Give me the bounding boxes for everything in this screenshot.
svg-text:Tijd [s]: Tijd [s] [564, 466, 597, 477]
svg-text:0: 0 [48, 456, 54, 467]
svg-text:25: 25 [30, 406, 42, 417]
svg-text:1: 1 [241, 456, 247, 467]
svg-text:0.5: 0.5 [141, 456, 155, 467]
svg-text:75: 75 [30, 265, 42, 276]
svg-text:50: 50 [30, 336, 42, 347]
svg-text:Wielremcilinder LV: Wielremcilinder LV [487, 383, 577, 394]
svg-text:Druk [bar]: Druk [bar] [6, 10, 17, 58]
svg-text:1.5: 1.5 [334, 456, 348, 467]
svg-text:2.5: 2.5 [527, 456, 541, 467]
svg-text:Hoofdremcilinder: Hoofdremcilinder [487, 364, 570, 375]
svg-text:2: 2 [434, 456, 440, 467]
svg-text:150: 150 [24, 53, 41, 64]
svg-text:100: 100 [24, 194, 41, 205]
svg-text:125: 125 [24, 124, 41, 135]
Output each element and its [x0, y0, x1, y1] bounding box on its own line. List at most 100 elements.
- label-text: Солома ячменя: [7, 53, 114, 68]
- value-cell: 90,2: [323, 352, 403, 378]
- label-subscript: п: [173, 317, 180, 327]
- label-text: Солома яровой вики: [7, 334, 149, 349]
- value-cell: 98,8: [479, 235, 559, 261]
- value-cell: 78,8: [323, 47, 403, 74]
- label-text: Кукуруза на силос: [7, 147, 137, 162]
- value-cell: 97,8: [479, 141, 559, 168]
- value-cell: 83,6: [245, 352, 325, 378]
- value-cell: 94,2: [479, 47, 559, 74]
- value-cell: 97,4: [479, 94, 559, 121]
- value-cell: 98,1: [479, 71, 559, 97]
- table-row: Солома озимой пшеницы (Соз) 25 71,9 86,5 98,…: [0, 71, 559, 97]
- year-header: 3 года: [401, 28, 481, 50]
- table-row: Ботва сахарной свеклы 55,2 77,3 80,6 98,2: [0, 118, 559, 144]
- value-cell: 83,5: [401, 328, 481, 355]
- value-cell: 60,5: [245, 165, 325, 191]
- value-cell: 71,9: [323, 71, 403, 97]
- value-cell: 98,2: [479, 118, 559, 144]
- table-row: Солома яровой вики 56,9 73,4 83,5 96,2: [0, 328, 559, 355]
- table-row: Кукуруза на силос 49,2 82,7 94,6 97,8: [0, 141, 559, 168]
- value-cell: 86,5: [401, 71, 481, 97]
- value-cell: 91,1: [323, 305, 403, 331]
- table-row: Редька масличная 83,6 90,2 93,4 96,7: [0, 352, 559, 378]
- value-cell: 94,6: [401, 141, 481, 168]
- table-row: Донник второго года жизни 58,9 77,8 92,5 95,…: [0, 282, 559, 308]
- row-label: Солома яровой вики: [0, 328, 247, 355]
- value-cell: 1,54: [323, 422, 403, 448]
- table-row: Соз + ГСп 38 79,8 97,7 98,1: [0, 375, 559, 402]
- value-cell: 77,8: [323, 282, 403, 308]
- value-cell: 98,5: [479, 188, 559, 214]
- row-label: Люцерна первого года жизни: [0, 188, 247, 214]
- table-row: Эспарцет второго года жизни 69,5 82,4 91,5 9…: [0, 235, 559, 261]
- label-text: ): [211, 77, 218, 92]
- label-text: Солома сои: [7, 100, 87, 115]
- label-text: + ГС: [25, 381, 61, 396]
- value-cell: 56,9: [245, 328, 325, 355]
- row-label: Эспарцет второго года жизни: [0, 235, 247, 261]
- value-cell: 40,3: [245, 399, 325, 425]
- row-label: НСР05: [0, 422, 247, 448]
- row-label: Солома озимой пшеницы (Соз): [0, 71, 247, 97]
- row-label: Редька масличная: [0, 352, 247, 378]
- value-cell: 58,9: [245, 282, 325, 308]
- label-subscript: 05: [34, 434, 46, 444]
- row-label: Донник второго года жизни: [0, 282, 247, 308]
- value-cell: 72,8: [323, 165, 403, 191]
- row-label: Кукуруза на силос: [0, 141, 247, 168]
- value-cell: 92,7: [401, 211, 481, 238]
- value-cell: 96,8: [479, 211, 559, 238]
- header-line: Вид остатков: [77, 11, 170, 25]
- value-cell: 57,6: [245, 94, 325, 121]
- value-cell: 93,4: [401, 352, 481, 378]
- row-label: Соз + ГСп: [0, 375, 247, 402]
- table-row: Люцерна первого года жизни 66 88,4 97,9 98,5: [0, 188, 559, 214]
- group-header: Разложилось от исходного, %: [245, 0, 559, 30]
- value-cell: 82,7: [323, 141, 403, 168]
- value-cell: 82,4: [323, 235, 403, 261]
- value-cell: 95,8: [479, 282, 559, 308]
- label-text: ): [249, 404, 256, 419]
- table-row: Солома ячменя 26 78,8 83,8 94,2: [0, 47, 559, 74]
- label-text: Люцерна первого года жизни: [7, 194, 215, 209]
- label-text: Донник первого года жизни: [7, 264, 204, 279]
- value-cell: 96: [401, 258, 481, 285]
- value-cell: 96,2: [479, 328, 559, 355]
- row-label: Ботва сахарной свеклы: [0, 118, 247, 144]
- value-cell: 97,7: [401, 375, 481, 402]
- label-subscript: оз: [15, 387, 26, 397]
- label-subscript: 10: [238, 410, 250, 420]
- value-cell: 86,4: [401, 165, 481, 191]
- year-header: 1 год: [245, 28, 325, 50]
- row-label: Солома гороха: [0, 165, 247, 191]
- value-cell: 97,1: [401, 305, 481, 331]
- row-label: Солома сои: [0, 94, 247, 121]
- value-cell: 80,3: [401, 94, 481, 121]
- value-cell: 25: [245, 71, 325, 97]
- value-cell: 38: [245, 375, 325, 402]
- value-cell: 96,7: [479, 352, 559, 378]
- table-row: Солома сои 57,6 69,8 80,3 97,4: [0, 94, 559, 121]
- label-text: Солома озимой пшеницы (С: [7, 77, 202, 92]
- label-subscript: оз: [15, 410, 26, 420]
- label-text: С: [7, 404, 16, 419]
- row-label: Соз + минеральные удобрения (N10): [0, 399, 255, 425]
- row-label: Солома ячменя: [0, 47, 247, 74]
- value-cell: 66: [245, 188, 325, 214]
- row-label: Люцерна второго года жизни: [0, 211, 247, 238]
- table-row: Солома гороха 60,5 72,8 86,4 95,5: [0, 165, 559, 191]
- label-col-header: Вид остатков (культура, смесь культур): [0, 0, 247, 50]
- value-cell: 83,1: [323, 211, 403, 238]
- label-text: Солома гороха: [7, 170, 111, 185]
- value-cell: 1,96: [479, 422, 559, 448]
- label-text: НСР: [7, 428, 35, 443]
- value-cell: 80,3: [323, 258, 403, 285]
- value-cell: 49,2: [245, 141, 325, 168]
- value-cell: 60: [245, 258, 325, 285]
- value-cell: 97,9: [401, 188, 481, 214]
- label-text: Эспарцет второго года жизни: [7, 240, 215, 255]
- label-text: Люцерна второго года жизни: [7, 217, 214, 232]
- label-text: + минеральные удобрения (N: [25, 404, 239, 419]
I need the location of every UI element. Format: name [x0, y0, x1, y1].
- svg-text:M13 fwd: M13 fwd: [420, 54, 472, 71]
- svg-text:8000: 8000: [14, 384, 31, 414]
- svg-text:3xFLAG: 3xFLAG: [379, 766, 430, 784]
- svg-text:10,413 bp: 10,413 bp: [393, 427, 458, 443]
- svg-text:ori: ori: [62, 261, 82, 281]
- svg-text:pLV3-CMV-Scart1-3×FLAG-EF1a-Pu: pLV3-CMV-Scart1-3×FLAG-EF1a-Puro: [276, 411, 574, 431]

====

**SET TASK**
Select each line of the records that contains the string "минеральные". Case counts.

**SOLUTION TO THIS EXERCISE**
- row-label: Соз + минеральные удобрения (N10): [0, 399, 255, 425]
- label-text: + минеральные удобрения (N: [25, 404, 239, 419]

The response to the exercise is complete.